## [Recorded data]

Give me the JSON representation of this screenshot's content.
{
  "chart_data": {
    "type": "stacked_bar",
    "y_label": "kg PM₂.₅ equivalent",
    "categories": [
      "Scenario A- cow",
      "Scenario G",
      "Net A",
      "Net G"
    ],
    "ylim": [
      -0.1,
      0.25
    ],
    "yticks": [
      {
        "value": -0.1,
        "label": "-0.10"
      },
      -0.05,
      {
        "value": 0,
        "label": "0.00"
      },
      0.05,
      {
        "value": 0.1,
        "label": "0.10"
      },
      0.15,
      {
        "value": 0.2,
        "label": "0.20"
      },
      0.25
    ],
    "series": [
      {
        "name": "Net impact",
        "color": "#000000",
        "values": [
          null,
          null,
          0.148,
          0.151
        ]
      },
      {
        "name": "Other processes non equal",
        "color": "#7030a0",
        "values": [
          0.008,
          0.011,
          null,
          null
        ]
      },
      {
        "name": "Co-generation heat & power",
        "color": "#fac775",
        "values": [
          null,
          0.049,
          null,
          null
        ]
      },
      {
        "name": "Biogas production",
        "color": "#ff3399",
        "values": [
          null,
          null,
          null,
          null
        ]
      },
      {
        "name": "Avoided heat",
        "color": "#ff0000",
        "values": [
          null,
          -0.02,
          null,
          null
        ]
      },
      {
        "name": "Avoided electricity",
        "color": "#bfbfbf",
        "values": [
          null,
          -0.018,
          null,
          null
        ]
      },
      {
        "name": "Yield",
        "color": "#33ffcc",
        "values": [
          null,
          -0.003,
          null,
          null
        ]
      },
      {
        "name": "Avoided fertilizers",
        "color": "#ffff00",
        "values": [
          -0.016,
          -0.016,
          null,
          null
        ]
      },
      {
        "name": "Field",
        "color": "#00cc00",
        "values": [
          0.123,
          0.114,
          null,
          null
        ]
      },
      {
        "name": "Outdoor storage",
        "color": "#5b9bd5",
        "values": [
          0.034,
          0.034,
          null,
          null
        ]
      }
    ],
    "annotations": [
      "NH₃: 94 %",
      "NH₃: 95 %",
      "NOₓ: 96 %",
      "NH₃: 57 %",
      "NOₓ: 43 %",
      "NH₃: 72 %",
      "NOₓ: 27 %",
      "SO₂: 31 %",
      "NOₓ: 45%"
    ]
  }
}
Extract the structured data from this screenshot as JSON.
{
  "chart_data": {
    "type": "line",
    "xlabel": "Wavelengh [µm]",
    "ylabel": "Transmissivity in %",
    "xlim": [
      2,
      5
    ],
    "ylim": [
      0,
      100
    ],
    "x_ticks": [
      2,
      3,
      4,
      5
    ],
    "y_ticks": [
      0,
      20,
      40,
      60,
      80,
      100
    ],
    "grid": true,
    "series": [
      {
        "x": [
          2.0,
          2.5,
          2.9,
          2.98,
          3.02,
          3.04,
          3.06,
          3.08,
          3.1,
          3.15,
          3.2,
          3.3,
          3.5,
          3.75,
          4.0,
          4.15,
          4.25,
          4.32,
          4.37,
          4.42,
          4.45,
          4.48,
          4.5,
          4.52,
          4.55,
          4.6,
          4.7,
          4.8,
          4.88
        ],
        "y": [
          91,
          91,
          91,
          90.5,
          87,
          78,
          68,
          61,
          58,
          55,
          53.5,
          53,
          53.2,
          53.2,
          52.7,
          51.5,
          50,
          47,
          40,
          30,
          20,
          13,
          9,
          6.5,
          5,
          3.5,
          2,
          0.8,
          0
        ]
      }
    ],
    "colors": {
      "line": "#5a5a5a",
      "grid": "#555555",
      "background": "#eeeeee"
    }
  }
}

---

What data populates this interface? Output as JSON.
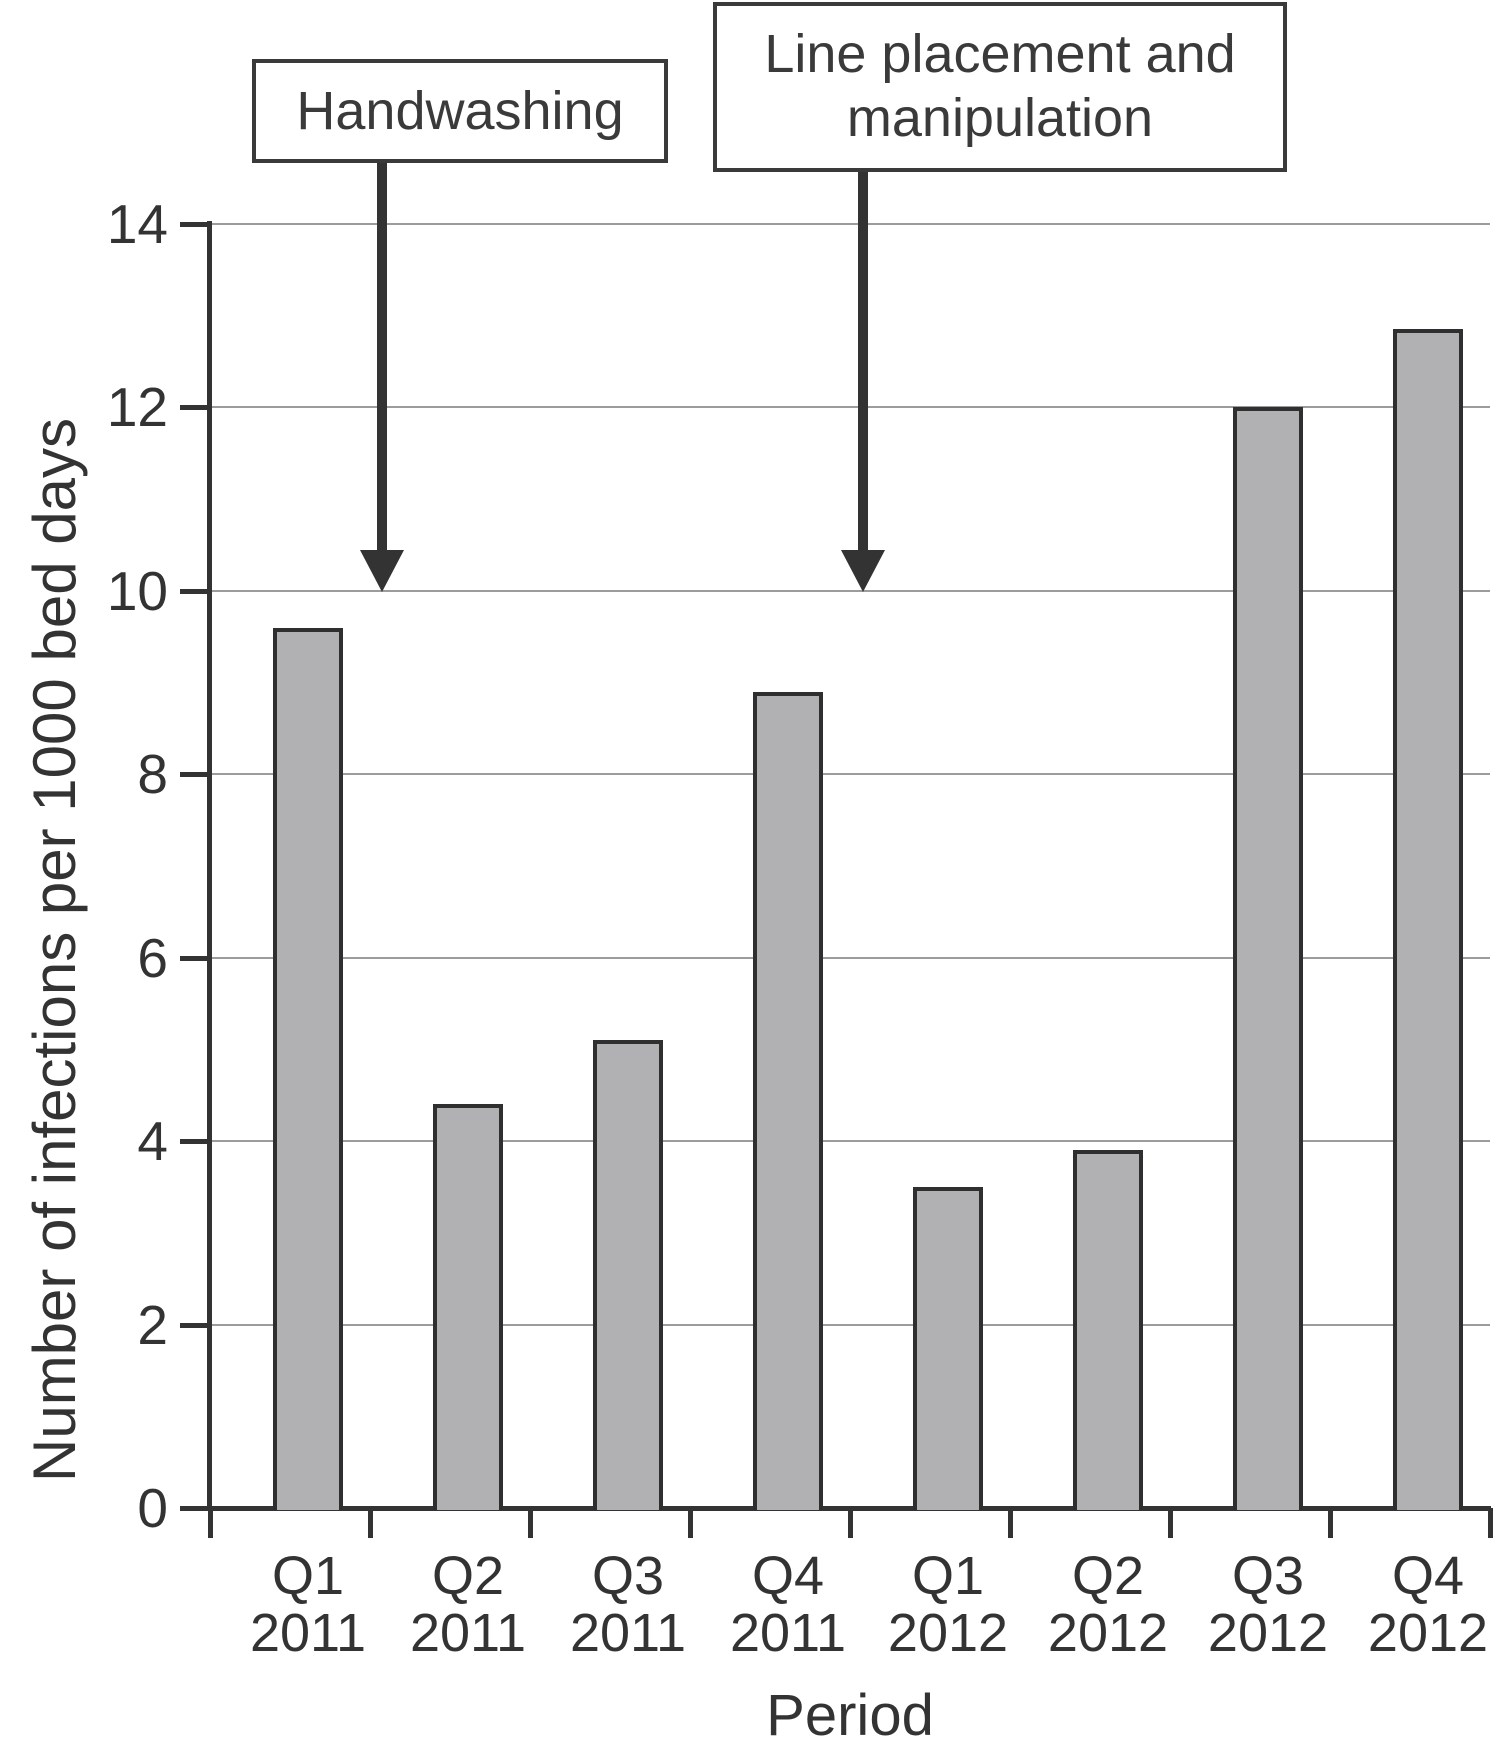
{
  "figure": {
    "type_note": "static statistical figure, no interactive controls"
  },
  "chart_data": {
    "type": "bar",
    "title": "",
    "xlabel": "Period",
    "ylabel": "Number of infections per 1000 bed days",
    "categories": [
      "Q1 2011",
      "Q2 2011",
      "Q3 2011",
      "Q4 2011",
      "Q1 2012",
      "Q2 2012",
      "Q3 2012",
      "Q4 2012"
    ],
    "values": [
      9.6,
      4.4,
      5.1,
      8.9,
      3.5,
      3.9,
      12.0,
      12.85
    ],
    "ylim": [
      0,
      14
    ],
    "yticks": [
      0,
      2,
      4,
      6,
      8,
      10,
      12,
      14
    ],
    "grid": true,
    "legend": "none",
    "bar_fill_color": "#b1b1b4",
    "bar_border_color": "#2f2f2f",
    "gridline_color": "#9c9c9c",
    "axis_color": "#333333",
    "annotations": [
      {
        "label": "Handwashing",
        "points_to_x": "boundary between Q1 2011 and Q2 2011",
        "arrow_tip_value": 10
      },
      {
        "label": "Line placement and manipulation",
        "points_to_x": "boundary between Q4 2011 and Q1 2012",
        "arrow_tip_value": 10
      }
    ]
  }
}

---

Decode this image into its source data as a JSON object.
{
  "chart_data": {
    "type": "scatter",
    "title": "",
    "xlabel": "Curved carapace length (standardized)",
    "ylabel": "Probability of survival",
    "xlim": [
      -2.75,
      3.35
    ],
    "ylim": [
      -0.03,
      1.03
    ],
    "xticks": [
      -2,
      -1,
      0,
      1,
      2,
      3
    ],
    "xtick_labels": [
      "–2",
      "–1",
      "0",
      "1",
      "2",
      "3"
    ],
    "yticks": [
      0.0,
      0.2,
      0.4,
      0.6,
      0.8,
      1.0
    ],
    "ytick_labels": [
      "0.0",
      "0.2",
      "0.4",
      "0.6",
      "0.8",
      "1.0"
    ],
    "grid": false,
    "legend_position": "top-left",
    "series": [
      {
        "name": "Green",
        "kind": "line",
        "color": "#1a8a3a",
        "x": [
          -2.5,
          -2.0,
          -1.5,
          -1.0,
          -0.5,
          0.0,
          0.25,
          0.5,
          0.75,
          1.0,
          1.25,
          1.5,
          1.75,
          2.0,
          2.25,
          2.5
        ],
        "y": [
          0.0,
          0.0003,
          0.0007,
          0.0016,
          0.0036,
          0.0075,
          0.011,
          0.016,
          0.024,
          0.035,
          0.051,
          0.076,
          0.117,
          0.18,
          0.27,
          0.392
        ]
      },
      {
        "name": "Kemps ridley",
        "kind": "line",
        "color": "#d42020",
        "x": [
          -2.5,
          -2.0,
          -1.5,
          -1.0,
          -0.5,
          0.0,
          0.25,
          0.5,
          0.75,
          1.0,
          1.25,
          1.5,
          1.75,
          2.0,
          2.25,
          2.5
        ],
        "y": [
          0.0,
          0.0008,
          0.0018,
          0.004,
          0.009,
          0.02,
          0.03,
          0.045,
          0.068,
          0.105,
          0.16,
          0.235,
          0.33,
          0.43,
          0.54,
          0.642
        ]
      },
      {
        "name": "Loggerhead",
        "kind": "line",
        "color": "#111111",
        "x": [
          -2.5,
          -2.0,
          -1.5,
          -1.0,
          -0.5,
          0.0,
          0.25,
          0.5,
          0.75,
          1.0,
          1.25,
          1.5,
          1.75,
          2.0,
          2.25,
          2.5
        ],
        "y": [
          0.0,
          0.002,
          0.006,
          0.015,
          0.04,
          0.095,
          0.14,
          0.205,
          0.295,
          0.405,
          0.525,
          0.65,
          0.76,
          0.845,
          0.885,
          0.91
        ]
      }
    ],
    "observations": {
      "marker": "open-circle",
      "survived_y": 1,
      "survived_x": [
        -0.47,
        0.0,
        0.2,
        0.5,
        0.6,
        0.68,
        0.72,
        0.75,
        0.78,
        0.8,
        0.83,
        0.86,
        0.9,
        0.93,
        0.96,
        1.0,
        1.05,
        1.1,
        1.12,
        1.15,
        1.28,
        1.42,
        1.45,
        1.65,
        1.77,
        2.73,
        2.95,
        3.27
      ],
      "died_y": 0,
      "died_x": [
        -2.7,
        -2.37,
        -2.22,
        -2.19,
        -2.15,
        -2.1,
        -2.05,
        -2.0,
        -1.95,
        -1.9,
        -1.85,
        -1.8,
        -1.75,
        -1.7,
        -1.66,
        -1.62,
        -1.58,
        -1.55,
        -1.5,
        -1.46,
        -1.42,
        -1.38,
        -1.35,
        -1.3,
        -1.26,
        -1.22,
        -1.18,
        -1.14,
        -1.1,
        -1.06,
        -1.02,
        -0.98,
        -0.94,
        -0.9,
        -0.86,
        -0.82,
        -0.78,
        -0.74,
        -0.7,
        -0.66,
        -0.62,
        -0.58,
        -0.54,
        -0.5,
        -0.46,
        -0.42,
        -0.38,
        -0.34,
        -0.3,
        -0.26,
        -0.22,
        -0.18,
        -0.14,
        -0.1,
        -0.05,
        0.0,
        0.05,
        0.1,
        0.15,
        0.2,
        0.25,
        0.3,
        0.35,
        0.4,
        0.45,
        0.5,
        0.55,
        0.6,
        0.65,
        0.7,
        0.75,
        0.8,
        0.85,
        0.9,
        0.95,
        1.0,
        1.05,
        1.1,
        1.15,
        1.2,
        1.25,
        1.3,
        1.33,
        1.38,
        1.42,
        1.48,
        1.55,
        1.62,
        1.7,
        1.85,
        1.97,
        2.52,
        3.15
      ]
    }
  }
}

## [TASK TO CARRY OUT]
Search the lines for "Avoided". Copy each line that has it.

## [WRITTEN ANSWER]
        "name": "Avoided heat",
        "name": "Avoided electricity",
        "name": "Avoided fertilizers",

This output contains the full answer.